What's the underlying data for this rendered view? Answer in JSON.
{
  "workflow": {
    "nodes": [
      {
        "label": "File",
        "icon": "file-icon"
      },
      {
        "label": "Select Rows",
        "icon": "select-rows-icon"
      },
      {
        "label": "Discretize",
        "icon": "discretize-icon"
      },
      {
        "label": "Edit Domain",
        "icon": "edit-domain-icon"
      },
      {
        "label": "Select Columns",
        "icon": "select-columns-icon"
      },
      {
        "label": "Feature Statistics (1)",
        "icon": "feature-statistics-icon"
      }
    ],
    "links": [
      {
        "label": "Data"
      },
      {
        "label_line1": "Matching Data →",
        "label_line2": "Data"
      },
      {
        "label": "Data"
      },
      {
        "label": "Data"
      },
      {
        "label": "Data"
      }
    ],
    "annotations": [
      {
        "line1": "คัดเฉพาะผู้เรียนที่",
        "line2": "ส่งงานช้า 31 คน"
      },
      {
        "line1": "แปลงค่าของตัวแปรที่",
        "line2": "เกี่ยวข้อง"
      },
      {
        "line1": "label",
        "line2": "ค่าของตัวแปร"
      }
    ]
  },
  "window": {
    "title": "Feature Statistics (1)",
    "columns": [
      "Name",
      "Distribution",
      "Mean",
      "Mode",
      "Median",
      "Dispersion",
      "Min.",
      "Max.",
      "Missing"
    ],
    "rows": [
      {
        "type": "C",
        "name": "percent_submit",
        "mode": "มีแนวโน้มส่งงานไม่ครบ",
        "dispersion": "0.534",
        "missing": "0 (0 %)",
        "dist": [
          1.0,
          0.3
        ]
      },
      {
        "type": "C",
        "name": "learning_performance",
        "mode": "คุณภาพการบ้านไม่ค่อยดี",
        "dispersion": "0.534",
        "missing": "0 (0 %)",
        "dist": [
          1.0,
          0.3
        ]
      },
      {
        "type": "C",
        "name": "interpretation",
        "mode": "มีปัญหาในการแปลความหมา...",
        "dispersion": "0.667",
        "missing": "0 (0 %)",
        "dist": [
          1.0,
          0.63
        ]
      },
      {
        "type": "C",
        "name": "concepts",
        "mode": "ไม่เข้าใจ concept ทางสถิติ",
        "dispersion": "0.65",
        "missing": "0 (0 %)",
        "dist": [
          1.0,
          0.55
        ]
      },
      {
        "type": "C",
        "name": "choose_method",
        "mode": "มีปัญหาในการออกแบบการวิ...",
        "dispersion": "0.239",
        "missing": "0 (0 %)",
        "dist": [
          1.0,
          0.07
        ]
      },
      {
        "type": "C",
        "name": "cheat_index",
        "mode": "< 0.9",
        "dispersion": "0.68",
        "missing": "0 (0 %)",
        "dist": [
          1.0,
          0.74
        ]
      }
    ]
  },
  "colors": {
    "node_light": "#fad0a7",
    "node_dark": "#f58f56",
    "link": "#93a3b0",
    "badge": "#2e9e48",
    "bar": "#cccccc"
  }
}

- - - - -

* The request *
Please quote the data above in full, with no line missing.

* Exercise response *
What's the underlying data for this rendered view? Answer in JSON.
{
  "workflow": {
    "nodes": [
      {
        "label": "File",
        "icon": "file-icon"
      },
      {
        "label": "Select Rows",
        "icon": "select-rows-icon"
      },
      {
        "label": "Discretize",
        "icon": "discretize-icon"
      },
      {
        "label": "Edit Domain",
        "icon": "edit-domain-icon"
      },
      {
        "label": "Select Columns",
        "icon": "select-columns-icon"
      },
      {
        "label": "Feature Statistics (1)",
        "icon": "feature-statistics-icon"
      }
    ],
    "links": [
      {
        "label": "Data"
      },
      {
        "label_line1": "Matching Data →",
        "label_line2": "Data"
      },
      {
        "label": "Data"
      },
      {
        "label": "Data"
      },
      {
        "label": "Data"
      }
    ],
    "annotations": [
      {
        "line1": "คัดเฉพาะผู้เรียนที่",
        "line2": "ส่งงานช้า 31 คน"
      },
      {
        "line1": "แปลงค่าของตัวแปรที่",
        "line2": "เกี่ยวข้อง"
      },
      {
        "line1": "label",
        "line2": "ค่าของตัวแปร"
      }
    ]
  },
  "window": {
    "title": "Feature Statistics (1)",
    "columns": [
      "Name",
      "Distribution",
      "Mean",
      "Mode",
      "Median",
      "Dispersion",
      "Min.",
      "Max.",
      "Missing"
    ],
    "rows": [
      {
        "type": "C",
        "name": "percent_submit",
        "mode": "มีแนวโน้มส่งงานไม่ครบ",
        "dispersion": "0.534",
        "missing": "0 (0 %)",
        "dist": [
          1.0,
          0.3
        ]
      },
      {
        "type": "C",
        "name": "learning_performance",
        "mode": "คุณภาพการบ้านไม่ค่อยดี",
        "dispersion": "0.534",
        "missing": "0 (0 %)",
        "dist": [
          1.0,
          0.3
        ]
      },
      {
        "type": "C",
        "name": "interpretation",
        "mode": "มีปัญหาในการแปลความหมา...",
        "dispersion": "0.667",
        "missing": "0 (0 %)",
        "dist": [
          1.0,
          0.63
        ]
      },
      {
        "type": "C",
        "name": "concepts",
        "mode": "ไม่เข้าใจ concept ทางสถิติ",
        "dispersion": "0.65",
        "missing": "0 (0 %)",
        "dist": [
          1.0,
          0.55
        ]
      },
      {
        "type": "C",
        "name": "choose_method",
        "mode": "มีปัญหาในการออกแบบการวิ...",
        "dispersion": "0.239",
        "missing": "0 (0 %)",
        "dist": [
          1.0,
          0.07
        ]
      },
      {
        "type": "C",
        "name": "cheat_index",
        "mode": "< 0.9",
        "dispersion": "0.68",
        "missing": "0 (0 %)",
        "dist": [
          1.0,
          0.74
        ]
      }
    ]
  },
  "colors": {
    "node_light": "#fad0a7",
    "node_dark": "#f58f56",
    "link": "#93a3b0",
    "badge": "#2e9e48",
    "bar": "#cccccc"
  }
}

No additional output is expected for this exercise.